======== EXCERPT PROVIDED

Supreme Court of New York
Dec 16, 2021
2021 N.Y. Slip Op. 51237 (N.Y. Sup. Ct. 2021)

Opinion

2019-1856 N CR

12-16-2021

The People of the State of New York, Respondent, v. Francesco R. Marchese, Appellant.

Nassau County Legal Aid Society (Tammy Feman, Gianpaolo Ciocco and Daniel P. Schumeister of counsel), for appellant. Nassau County District Attorney, (Andrea M. DiGregorio and Jared A. Chester of counsel), for respondent.


Unpublished Opinion

Nassau County Legal Aid Society (Tammy Feman, Gianpaolo Ciocco and Daniel P. Schumeister of counsel), for appellant.

Nassau County District Attorney, (Andrea M. DiGregorio and Jared A. Chester of counsel), for respondent.

PRESENT:: TERRY JANE RUDERMAN, P.J., JERRY GARGUILO, HELEN VOUTSINAS, JJ

Appeal from a judgment of the District Court of Nassau County, First District (David Goodsell, J.), rendered October 4, 2019. The judgment convicted defendant, upon his plea of guilty, of criminal possession of a weapon in the fourth degree, and imposed sentence.

ORDERED that the judgment of conviction is affirmed.

================

### WRITTEN TASKS
1/ Answer these questions from the court opinion:
(a) Which court rendered the judgment under appeal?
(b) Of what offense was the defendant convicted?
(c) What did the appellate court order?
2/ Name every justice listed as present in the court opinion.
3/ In one or two sentences, explain what the court opinion gives as the basis for the defendant's conviction.

======== ENTRIES PROVIDED

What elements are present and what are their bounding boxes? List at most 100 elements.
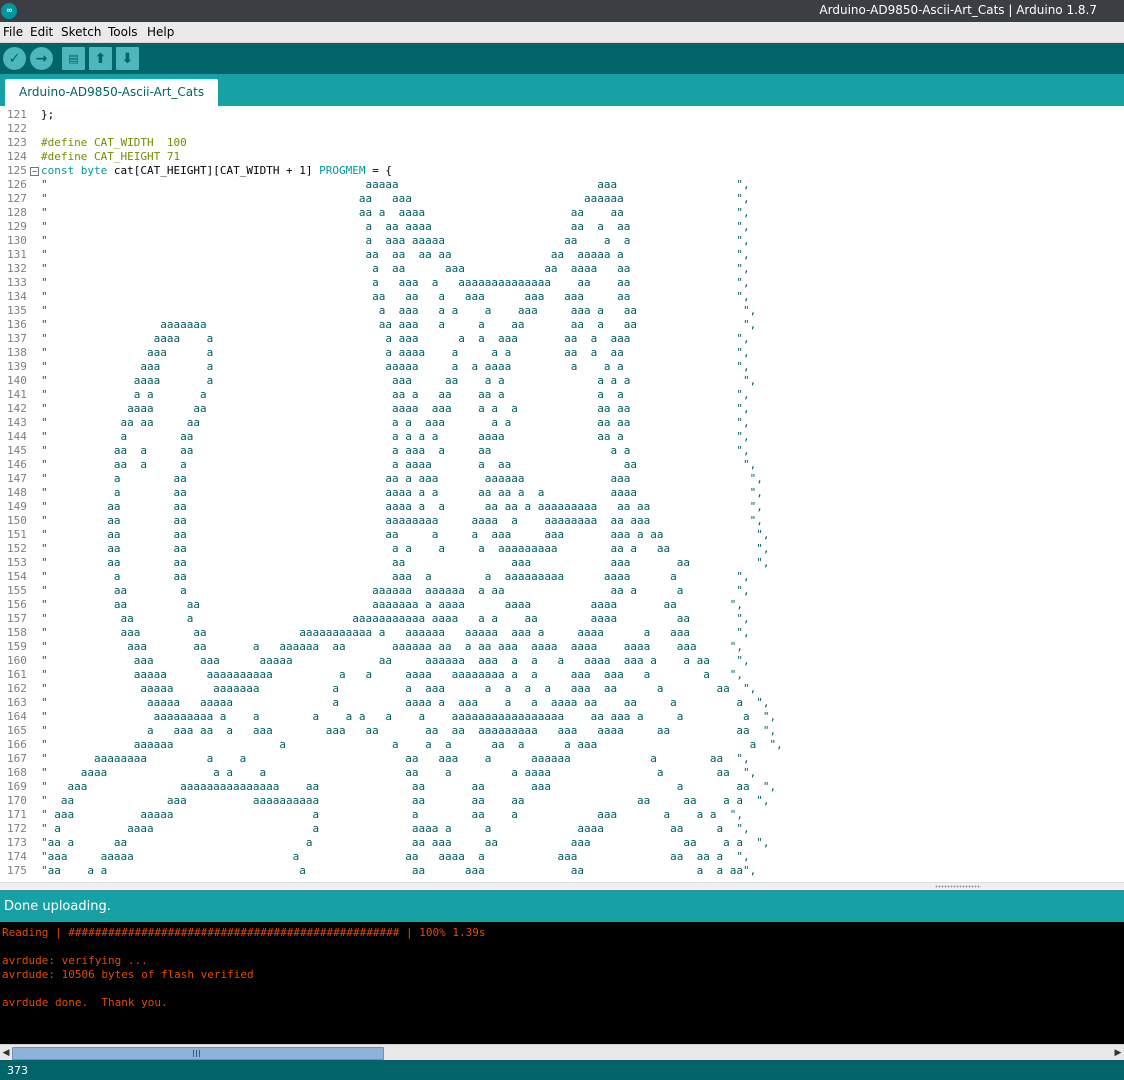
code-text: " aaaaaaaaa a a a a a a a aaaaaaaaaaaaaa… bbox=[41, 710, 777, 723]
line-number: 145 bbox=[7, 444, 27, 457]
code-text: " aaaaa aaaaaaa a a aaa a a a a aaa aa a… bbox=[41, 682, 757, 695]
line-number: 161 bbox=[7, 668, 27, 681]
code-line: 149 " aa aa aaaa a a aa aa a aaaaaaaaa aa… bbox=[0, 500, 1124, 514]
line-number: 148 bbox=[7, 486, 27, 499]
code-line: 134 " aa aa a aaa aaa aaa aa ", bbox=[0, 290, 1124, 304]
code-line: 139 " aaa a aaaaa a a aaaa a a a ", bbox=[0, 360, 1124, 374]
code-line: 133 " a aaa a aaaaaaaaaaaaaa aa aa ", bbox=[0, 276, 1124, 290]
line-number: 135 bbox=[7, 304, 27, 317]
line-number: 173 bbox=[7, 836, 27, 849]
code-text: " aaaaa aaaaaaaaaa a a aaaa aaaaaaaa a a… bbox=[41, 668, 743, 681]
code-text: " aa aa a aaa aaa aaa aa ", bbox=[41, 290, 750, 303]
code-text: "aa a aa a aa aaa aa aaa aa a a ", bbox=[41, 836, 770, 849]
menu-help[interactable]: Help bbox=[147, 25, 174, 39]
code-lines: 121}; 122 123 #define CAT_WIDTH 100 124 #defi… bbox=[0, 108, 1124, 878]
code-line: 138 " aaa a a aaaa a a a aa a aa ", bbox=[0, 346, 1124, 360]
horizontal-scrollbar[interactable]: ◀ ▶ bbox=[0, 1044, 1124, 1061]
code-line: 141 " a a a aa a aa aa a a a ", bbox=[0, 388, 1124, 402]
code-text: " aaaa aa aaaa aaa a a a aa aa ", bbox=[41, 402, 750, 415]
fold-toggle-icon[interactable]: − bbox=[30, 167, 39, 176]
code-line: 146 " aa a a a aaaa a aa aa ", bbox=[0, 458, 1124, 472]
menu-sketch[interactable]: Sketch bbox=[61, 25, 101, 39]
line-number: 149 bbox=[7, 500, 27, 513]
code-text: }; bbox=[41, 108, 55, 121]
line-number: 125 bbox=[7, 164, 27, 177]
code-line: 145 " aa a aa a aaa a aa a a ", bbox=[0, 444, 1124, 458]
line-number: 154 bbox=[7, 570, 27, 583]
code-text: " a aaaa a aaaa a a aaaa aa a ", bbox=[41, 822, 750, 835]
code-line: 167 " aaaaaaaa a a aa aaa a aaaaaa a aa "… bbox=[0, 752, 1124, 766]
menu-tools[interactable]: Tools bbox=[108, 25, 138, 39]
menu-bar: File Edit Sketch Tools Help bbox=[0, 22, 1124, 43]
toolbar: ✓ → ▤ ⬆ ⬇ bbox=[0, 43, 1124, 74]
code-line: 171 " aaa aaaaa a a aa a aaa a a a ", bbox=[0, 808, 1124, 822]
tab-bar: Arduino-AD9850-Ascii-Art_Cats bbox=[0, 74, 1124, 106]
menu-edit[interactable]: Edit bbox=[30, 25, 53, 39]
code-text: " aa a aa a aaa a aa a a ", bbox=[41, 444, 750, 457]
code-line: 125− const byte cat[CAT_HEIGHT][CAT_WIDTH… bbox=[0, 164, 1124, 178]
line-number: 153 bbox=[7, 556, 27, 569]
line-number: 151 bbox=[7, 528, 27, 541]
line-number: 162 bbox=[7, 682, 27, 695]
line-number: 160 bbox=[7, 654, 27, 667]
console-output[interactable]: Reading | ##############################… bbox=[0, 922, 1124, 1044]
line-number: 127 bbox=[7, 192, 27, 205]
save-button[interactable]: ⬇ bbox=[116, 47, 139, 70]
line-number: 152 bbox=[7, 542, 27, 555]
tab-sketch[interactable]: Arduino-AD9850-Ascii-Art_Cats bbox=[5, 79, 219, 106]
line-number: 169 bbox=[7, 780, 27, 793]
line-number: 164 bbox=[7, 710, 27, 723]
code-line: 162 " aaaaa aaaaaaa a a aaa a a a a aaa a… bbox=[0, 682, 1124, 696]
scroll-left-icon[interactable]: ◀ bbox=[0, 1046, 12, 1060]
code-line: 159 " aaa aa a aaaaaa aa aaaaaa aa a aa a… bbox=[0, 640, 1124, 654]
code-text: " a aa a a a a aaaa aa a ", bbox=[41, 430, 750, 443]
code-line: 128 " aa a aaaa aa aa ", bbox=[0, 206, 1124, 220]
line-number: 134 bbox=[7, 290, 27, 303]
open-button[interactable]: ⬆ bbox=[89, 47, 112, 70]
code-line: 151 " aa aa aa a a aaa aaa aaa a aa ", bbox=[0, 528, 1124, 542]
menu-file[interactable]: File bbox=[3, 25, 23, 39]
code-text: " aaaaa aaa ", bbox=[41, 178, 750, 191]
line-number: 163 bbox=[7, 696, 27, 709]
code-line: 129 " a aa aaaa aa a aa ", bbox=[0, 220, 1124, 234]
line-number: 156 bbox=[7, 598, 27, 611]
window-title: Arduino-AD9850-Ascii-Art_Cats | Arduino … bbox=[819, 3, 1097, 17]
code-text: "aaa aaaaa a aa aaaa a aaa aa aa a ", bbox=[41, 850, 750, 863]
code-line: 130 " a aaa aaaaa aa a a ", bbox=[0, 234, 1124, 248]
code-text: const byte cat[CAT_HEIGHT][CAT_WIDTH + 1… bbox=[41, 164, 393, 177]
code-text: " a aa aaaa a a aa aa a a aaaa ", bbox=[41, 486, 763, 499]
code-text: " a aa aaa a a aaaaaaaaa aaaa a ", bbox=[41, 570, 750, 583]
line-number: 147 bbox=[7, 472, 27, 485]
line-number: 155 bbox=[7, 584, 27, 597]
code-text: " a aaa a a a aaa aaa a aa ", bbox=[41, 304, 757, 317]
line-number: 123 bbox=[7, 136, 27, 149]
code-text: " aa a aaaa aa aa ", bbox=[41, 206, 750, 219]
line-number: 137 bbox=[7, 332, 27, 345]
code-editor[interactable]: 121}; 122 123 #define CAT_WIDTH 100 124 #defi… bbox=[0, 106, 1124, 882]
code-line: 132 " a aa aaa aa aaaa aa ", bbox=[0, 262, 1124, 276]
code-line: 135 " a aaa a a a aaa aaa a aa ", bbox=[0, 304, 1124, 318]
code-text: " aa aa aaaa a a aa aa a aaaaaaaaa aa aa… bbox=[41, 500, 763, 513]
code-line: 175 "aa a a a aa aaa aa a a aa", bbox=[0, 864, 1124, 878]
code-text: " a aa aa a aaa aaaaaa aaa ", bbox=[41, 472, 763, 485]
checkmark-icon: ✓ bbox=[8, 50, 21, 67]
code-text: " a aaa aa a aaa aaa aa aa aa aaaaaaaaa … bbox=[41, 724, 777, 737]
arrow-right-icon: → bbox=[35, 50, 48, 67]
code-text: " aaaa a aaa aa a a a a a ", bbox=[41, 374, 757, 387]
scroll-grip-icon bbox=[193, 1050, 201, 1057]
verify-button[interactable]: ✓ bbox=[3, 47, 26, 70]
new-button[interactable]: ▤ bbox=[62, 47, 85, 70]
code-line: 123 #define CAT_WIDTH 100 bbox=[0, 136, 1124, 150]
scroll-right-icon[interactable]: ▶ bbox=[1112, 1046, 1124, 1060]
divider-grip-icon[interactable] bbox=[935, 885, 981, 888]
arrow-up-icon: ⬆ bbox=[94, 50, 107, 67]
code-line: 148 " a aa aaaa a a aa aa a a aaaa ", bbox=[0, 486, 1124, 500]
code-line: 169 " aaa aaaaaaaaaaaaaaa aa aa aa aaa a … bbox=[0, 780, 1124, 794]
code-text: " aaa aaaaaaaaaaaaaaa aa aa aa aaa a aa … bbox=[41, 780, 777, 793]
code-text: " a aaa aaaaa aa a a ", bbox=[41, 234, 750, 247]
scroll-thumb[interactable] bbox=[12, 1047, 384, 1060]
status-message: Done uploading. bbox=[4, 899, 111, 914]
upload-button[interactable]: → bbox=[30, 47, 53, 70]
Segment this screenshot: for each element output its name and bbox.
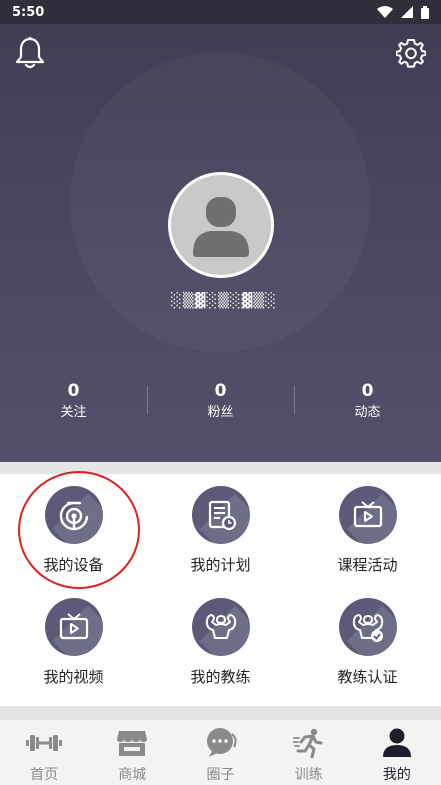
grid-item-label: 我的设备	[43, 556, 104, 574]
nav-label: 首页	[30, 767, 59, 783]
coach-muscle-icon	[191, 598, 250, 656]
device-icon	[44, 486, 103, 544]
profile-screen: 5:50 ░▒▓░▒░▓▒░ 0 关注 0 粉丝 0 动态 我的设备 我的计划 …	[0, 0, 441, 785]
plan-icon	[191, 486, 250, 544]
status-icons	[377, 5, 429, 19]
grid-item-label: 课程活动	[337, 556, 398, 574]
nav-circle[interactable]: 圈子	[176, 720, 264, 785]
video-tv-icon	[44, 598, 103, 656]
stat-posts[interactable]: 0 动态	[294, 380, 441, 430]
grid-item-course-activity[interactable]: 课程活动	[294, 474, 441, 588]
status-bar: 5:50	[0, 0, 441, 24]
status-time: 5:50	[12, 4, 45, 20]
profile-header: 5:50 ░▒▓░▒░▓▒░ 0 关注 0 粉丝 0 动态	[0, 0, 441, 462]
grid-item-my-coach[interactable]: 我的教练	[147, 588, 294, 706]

================

### PROBLEM SOLUTIONS
1/
(a) The District Court of Nassau County, First District.
(b) Criminal possession of a weapon in the fourth degree.
(c) That the judgment of conviction is affirmed.

2/ Terry Jane Ruderman (P.J.), Jerry Garguilo, Helen Voutsinas

3/ The District Court of Nassau County convicted the defendant upon his plea of guilty. The charge was criminal possession of a weapon in the fourth degree.